== Excerpt provided ==
Democratic Presidential candidate Hillary Clinton gave a speech Wednesday in which she 1.) re-affirmed her support for the Iran nuclear agreement and 2.) asserted that as president, she would be very aggressive in enforcing the agreement and in challenging Iran on other fronts.
Diplomacy advocates welcome and appreciate Clinton’s strong endorsement of the agreement. But Clinton’s aggressive posturing towards Iran should concern diplomacy advocates. Clinton is the candidate of Democrats who are determined to limit the impact of the agreement on improving US-Iran relations and in particular are determined to prevent the US from cooperating more openly with Iran in Iraq and Syria.

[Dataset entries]

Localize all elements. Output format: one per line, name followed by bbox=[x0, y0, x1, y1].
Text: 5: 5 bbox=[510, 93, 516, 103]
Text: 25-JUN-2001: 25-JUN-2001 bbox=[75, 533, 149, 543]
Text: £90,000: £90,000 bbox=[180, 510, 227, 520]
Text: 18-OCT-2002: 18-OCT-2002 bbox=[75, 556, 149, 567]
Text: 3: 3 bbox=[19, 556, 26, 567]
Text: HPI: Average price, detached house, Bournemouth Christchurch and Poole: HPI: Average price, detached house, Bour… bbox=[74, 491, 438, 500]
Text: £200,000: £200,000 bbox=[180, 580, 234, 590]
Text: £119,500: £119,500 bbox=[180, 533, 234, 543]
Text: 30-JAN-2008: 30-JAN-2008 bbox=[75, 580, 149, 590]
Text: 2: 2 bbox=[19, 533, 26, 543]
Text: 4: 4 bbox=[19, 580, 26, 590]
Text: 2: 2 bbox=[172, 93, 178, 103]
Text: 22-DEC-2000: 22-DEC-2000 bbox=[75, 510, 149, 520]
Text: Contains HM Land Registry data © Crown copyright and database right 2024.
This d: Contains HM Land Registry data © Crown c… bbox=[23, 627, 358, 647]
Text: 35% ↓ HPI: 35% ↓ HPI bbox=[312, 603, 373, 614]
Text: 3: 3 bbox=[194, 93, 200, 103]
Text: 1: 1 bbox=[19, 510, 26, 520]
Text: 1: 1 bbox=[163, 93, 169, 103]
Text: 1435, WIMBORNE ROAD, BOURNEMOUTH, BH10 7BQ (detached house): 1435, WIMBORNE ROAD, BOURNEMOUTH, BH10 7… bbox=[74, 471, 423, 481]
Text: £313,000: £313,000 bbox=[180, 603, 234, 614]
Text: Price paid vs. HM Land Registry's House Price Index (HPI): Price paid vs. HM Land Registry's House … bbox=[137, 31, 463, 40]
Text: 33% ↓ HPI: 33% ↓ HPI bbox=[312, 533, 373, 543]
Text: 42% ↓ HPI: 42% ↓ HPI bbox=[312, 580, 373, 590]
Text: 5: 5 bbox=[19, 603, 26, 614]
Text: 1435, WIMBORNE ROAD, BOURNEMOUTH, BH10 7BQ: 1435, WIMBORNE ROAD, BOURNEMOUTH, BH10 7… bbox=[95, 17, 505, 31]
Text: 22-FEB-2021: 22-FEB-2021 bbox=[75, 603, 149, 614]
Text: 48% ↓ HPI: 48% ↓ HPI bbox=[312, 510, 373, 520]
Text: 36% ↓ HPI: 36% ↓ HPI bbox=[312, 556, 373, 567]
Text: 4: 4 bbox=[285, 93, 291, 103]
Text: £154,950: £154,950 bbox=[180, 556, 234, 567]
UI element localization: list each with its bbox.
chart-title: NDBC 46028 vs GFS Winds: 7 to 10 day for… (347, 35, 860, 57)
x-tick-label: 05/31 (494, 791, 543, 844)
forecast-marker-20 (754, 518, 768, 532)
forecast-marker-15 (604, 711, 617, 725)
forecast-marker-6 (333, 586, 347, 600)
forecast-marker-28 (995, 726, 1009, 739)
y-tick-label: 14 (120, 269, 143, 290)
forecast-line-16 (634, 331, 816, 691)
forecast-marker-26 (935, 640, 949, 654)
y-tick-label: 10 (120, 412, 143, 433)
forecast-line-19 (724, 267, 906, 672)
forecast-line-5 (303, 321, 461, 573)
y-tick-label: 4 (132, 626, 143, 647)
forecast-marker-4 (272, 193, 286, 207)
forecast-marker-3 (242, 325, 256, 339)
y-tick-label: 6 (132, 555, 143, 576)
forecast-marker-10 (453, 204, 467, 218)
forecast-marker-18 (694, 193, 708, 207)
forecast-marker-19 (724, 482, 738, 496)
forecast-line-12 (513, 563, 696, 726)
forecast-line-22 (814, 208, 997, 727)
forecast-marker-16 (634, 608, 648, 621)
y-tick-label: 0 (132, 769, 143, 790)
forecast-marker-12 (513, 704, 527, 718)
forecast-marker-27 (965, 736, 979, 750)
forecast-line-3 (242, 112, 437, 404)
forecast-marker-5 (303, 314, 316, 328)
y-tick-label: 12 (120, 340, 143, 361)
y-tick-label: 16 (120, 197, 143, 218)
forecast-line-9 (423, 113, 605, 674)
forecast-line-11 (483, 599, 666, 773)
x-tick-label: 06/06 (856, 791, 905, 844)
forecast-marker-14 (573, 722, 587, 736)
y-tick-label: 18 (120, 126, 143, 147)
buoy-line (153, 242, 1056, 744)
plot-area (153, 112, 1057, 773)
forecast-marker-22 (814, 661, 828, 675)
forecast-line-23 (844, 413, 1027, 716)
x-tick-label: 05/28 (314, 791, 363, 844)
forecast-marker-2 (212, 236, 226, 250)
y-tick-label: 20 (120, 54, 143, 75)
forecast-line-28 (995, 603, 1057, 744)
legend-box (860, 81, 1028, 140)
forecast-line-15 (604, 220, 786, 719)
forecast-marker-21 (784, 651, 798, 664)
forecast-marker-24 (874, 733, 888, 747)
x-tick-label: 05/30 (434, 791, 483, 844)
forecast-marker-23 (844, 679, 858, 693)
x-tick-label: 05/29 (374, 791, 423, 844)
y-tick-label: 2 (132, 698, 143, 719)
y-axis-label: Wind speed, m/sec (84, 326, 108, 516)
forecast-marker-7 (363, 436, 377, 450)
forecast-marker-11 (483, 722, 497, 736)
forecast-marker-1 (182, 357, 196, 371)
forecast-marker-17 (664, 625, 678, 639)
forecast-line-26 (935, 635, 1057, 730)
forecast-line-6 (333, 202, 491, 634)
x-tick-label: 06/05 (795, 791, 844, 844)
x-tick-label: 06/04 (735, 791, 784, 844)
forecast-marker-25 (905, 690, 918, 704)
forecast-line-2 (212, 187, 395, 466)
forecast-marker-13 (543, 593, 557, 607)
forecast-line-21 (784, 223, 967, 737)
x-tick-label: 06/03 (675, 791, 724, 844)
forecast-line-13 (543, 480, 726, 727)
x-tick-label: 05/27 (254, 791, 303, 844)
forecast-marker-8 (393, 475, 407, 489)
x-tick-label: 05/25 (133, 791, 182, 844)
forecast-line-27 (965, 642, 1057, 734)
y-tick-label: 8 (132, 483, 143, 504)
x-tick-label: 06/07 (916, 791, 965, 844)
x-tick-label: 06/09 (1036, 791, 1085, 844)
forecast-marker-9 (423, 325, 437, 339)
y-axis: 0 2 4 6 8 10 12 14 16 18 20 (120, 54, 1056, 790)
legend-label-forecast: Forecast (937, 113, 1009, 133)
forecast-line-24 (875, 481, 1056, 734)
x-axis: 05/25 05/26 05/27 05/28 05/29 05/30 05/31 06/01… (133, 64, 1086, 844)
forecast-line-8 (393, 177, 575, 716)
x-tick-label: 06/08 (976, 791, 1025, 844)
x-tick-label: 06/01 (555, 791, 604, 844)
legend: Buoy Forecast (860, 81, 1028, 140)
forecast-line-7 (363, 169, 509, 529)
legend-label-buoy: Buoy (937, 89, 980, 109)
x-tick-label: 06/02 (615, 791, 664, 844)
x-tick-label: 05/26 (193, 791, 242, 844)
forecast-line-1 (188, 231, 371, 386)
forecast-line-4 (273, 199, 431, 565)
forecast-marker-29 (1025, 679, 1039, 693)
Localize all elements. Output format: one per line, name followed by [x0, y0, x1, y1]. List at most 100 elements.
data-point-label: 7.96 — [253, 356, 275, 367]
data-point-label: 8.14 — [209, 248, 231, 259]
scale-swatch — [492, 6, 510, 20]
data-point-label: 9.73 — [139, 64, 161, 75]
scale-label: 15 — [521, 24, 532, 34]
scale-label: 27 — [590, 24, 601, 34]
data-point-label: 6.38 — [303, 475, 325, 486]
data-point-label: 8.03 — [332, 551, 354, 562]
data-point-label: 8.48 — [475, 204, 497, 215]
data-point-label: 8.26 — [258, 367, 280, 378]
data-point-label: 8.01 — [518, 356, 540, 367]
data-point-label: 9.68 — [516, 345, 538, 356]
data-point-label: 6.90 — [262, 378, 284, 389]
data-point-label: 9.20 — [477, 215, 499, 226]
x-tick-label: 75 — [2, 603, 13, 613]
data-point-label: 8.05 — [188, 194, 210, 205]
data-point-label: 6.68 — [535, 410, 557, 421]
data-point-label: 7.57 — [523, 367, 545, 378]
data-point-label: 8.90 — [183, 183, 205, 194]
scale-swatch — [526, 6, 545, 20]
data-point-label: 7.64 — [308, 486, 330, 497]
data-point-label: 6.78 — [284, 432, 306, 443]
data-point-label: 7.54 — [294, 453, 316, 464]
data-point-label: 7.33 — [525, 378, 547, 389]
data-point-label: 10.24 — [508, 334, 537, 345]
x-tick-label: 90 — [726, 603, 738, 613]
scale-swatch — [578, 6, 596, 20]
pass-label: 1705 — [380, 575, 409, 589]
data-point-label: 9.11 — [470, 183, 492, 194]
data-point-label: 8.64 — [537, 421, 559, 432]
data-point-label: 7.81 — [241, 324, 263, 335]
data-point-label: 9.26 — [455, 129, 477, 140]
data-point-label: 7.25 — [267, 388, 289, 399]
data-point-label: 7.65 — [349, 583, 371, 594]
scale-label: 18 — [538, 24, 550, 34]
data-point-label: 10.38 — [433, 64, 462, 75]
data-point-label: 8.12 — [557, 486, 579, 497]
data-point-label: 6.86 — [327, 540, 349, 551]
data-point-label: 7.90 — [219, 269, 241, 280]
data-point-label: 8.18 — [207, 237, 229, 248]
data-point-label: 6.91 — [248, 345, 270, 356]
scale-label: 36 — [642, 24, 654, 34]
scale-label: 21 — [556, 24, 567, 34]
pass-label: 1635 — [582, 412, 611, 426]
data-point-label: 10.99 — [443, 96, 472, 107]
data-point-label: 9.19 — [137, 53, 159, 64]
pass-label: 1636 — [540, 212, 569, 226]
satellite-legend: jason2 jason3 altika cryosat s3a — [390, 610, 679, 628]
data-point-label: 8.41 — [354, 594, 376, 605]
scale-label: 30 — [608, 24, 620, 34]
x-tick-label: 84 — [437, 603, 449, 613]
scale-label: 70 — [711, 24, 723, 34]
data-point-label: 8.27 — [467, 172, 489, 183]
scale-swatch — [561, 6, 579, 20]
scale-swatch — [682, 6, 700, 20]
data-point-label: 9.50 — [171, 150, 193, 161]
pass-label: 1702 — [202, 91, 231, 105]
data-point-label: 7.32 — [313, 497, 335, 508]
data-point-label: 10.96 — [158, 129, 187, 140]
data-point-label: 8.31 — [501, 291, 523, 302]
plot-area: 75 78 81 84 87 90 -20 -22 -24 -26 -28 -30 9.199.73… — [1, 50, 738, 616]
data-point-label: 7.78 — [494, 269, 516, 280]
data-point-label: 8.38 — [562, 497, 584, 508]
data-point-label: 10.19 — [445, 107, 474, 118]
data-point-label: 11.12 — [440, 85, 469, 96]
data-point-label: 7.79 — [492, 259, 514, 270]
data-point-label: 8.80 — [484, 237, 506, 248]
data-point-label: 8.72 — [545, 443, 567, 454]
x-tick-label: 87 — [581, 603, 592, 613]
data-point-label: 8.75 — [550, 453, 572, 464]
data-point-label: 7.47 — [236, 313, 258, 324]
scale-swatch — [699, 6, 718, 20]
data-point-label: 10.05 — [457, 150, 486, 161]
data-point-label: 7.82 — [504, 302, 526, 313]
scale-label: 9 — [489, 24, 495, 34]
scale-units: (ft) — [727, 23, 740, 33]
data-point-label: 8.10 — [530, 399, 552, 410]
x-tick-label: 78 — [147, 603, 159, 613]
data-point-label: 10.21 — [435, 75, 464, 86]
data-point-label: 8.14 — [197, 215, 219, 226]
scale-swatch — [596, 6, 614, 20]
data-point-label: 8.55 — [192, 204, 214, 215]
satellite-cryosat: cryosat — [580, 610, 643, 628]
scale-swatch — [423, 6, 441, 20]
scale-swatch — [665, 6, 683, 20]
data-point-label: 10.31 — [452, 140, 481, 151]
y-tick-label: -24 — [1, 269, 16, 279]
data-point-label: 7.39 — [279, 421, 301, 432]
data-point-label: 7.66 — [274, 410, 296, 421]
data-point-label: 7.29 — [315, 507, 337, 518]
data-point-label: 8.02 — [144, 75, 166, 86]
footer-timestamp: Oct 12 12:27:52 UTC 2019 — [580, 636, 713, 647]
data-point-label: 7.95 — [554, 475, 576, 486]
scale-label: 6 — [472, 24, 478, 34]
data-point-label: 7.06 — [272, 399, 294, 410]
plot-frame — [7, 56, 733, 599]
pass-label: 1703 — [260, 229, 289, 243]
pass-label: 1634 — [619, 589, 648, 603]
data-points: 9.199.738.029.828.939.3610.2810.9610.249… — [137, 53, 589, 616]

== Exercise instructions ==
1) List every country named in the passage on Hillary Clinton's Iran speech.
2) From the passage on Hillary Clinton's Iran speech, output the words beginning at "Diplomacy advocates welcome" and stopping after "Iraq and Syria.".
3) According to the passage on Hillary Clinton's Iran speech, is each statement true? Answer yes or no and quote the words that decide it.
(a) Clinton gave the speech on a Wednesday.
(b) Diplomacy advocates objected to Clinton's endorsement of the agreement.
(c) Clinton said that as president she would be lenient in enforcing the agreement.

== Responses to the tasks ==
1) Iran, the US, Iraq, Syria

2)
Diplomacy advocates welcome and appreciate Clinton’s strong endorsement of the agreement. But Clinton’s aggressive posturing towards Iran should concern diplomacy advocates. Clinton is the candidate of Democrats who are determined to limit the impact of the agreement on improving US-Iran relations and in particular are determined to prevent the US from cooperating more openly with Iran in Iraq and Syria.

3)
(a) Yes: "Hillary Clinton gave a speech Wednesday"
(b) No: "Diplomacy advocates welcome and appreciate Clinton’s strong endorsement of the agreement."
(c) No: "she would be very aggressive in enforcing the agreement"